What you are asked to do –
Could you write out every record below exactly, leaving out any pictures?

[BEGIN Extracted material]

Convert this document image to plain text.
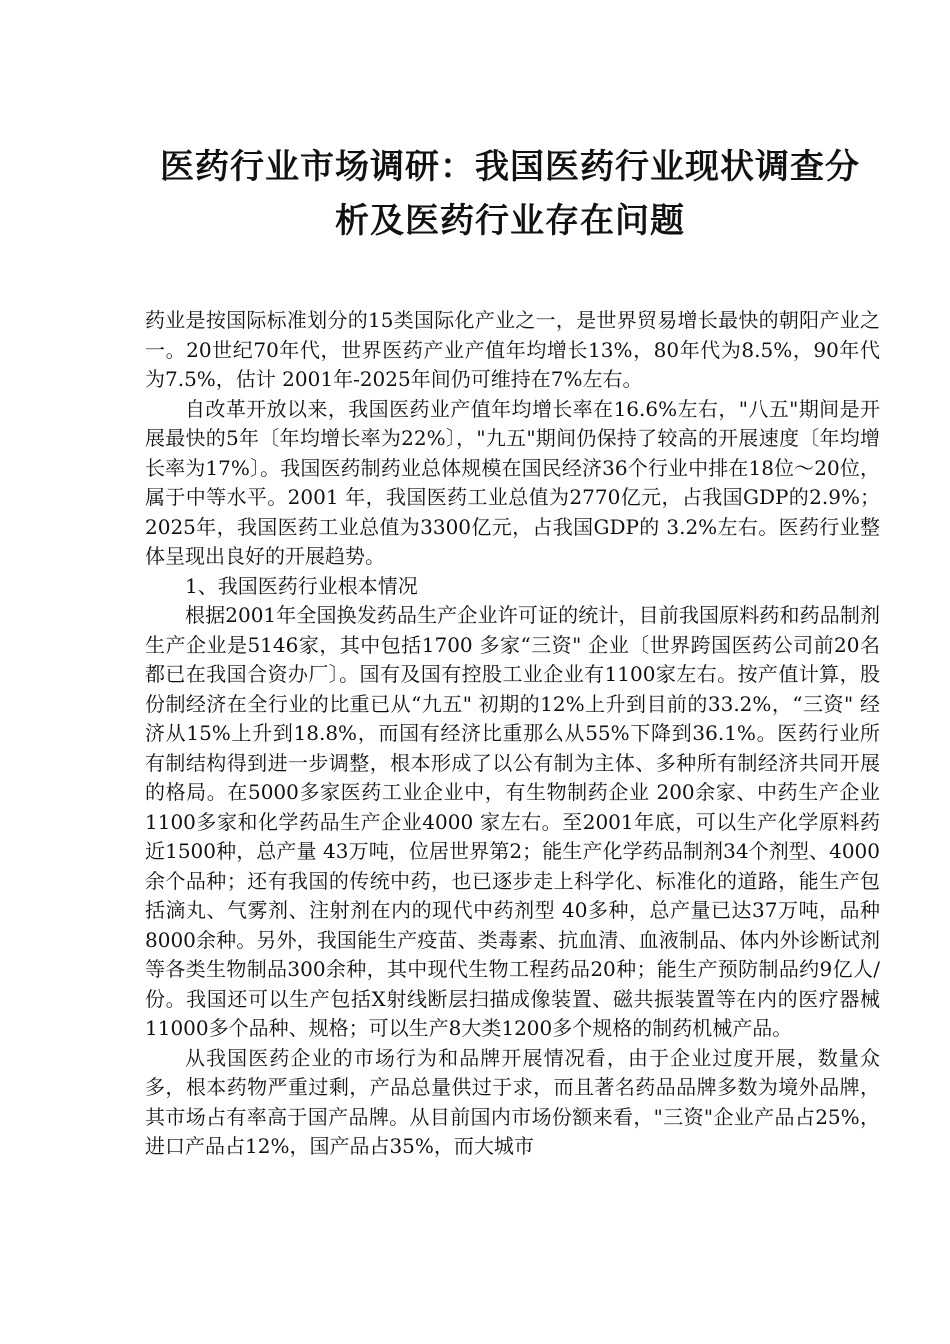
医药行业市场调研：我国医药行业现状调查分析及医药行业存在问题

药业是按国际标准划分的15类国际化产业之一，是世界贸易增长最快的朝阳产业之一。20世纪70年代，世界医药产业产值年均增长13%，80年代为8.5%，90年代为7.5%，估计 2001年-2025年间仍可维持在7%左右。

自改革开放以来，我国医药业产值年均增长率在16.6%左右，"八五"期间是开展最快的5年〔年均增长率为22%〕，"九五"期间仍保持了较高的开展速度〔年均增长率为17%〕。我国医药制药业总体规模在国民经济36个行业中排在18位～20位，属于中等水平。2001 年，我国医药工业总值为2770亿元，占我国GDP的2.9%； 2025年，我国医药工业总值为3300亿元，占我国GDP的 3.2%左右。医药行业整体呈现出良好的开展趋势。

1、我国医药行业根本情况

根据2001年全国换发药品生产企业许可证的统计，目前我国原料药和药品制剂生产企业是5146家，其中包括1700 多家“三资" 企业〔世界跨国医药公司前20名都已在我国合资办厂〕。国有及国有控股工业企业有1100家左右。按产值计算，股份制经济在全行业的比重已从“九五" 初期的12%上升到目前的33.2%，“三资" 经济从15%上升到18.8%，而国有经济比重那么从55%下降到36.1%。医药行业所有制结构得到进一步调整，根本形成了以公有制为主体、多种所有制经济共同开展的格局。在5000多家医药工业企业中，有生物制药企业 200余家、中药生产企业1100多家和化学药品生产企业4000 家左右。至2001年底，可以生产化学原料药近1500种，总产量 43万吨，位居世界第2；能生产化学药品制剂34个剂型、4000余个品种；还有我国的传统中药，也已逐步走上科学化、标准化的道路，能生产包括滴丸、气雾剂、注射剂在内的现代中药剂型 40多种，总产量已达37万吨，品种8000余种。另外，我国能生产疫苗、类毒素、抗血清、血液制品、体内外诊断试剂等各类生物制品300余种，其中现代生物工程药品20种；能生产预防制品约9亿人/份。我国还可以生产包括X射线断层扫描成像装置、磁共振装置等在内的医疗器械11000多个品种、规格；可以生产8大类1200多个规格的制药机械产品。

从我国医药企业的市场行为和品牌开展情况看，由于企业过度开展，数量众多，根本药物严重过剩，产品总量供过于求，而且著名药品品牌多数为境外品牌，其市场占有率高于国产品牌。从目前国内市场份额来看，"三资"企业产品占25%，进口产品占12%，国产品占35%，而大城市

[END Extracted material]

Correct result –
Convert this document image to plain text.
医药行业市场调研：我国医药行业现状调查分析及医药行业存在问题

药业是按国际标准划分的15类国际化产业之一，是世界贸易增长最快的朝阳产业之一。20世纪70年代，世界医药产业产值年均增长13%，80年代为8.5%，90年代为7.5%，估计 2001年-2025年间仍可维持在7%左右。

自改革开放以来，我国医药业产值年均增长率在16.6%左右，"八五"期间是开展最快的5年〔年均增长率为22%〕，"九五"期间仍保持了较高的开展速度〔年均增长率为17%〕。我国医药制药业总体规模在国民经济36个行业中排在18位～20位，属于中等水平。2001 年，我国医药工业总值为2770亿元，占我国GDP的2.9%； 2025年，我国医药工业总值为3300亿元，占我国GDP的 3.2%左右。医药行业整体呈现出良好的开展趋势。

1、我国医药行业根本情况

根据2001年全国换发药品生产企业许可证的统计，目前我国原料药和药品制剂生产企业是5146家，其中包括1700 多家“三资" 企业〔世界跨国医药公司前20名都已在我国合资办厂〕。国有及国有控股工业企业有1100家左右。按产值计算，股份制经济在全行业的比重已从“九五" 初期的12%上升到目前的33.2%，“三资" 经济从15%上升到18.8%，而国有经济比重那么从55%下降到36.1%。医药行业所有制结构得到进一步调整，根本形成了以公有制为主体、多种所有制经济共同开展的格局。在5000多家医药工业企业中，有生物制药企业 200余家、中药生产企业1100多家和化学药品生产企业4000 家左右。至2001年底，可以生产化学原料药近1500种，总产量 43万吨，位居世界第2；能生产化学药品制剂34个剂型、4000余个品种；还有我国的传统中药，也已逐步走上科学化、标准化的道路，能生产包括滴丸、气雾剂、注射剂在内的现代中药剂型 40多种，总产量已达37万吨，品种8000余种。另外，我国能生产疫苗、类毒素、抗血清、血液制品、体内外诊断试剂等各类生物制品300余种，其中现代生物工程药品20种；能生产预防制品约9亿人/份。我国还可以生产包括X射线断层扫描成像装置、磁共振装置等在内的医疗器械11000多个品种、规格；可以生产8大类1200多个规格的制药机械产品。

从我国医药企业的市场行为和品牌开展情况看，由于企业过度开展，数量众多，根本药物严重过剩，产品总量供过于求，而且著名药品品牌多数为境外品牌，其市场占有率高于国产品牌。从目前国内市场份额来看，"三资"企业产品占25%，进口产品占12%，国产品占35%，而大城市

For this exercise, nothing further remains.